◆ Supplied information ◆
════════
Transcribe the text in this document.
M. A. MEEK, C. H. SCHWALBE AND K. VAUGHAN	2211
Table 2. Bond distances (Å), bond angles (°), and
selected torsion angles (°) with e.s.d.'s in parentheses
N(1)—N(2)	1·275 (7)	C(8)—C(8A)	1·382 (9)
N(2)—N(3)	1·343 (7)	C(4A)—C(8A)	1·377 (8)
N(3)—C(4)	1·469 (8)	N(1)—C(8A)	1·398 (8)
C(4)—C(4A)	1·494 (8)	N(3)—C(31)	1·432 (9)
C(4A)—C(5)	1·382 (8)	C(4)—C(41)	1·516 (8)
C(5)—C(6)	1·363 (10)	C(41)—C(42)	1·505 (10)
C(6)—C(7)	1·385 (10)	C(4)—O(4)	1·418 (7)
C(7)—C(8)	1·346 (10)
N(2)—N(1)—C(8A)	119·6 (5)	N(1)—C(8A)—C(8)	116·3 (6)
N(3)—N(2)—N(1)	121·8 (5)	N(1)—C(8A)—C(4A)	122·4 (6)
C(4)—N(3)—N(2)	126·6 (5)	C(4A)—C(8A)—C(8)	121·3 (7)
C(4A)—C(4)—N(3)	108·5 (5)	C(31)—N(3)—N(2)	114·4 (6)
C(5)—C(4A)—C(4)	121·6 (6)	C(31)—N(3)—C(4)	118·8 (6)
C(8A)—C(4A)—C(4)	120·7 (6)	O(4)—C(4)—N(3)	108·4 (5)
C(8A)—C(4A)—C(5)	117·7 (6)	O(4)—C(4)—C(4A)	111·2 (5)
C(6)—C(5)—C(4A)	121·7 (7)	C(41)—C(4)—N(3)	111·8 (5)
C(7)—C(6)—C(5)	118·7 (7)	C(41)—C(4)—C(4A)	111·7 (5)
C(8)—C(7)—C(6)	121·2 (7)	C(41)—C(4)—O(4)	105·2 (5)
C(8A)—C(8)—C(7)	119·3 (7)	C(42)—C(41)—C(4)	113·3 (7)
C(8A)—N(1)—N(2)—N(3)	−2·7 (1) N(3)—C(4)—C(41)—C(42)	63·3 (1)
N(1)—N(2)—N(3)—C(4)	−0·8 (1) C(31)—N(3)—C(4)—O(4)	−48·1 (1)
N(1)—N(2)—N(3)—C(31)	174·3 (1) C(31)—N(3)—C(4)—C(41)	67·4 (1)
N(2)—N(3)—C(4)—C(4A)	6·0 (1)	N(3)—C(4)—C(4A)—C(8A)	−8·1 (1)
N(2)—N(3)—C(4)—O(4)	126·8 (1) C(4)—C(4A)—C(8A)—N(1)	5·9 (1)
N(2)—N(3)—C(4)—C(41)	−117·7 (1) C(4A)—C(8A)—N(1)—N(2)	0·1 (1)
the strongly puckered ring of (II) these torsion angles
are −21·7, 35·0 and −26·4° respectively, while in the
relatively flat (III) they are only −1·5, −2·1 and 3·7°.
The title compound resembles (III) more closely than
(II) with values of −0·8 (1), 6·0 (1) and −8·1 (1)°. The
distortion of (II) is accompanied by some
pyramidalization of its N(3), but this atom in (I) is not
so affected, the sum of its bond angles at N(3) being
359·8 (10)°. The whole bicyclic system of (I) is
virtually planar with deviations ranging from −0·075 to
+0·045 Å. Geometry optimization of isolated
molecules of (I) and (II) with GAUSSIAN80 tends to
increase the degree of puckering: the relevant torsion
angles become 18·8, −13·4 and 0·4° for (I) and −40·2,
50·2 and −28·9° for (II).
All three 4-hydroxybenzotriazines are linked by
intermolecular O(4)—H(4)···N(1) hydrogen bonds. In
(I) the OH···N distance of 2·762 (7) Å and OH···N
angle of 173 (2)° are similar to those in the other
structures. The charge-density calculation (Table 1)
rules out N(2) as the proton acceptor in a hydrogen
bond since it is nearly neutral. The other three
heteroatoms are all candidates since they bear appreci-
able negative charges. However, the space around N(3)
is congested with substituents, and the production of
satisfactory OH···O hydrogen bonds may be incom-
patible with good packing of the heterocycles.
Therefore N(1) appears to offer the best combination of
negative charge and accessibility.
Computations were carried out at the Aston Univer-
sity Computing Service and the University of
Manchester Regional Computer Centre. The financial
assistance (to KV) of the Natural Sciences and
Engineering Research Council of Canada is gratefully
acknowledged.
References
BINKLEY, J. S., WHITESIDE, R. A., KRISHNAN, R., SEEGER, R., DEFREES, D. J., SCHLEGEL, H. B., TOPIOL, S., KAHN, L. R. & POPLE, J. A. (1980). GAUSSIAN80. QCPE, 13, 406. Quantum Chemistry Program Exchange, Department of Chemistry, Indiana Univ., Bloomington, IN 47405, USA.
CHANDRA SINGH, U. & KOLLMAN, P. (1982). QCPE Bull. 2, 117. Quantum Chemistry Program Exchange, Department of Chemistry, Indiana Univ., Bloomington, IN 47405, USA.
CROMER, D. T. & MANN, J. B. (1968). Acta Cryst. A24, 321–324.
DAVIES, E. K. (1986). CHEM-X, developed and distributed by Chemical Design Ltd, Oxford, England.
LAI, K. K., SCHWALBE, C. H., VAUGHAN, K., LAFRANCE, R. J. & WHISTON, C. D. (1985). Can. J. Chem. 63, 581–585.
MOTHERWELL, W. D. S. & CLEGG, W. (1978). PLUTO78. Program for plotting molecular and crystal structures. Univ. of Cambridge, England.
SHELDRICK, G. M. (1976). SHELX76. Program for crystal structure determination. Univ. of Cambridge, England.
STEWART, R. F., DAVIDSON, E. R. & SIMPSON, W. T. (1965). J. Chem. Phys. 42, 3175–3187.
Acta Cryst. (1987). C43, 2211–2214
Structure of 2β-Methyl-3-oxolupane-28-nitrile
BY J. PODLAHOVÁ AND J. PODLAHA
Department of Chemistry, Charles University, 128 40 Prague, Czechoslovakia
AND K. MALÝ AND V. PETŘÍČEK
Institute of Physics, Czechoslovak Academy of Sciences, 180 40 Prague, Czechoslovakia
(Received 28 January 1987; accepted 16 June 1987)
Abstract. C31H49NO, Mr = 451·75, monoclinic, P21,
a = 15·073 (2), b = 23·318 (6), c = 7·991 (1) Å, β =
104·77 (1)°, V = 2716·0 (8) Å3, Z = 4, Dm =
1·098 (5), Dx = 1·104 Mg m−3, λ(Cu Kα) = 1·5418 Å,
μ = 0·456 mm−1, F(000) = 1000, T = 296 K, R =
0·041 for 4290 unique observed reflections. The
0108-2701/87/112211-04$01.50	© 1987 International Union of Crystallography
════════
◆ Exercise ◆
Check each line above for the word "with" and copy the ones that have it.

◆ Task solution ◆
selected torsion angles (°) with e.s.d.'s in parentheses
(II) with values of −0·8 (1), 6·0 (1) and −8·1 (1)°. The
virtually planar with deviations ranging from −0·075 to
molecules of (I) and (II) with GAUSSIAN80 tends to
is congested with substituents, and the production of
patible with good packing of the heterocycles.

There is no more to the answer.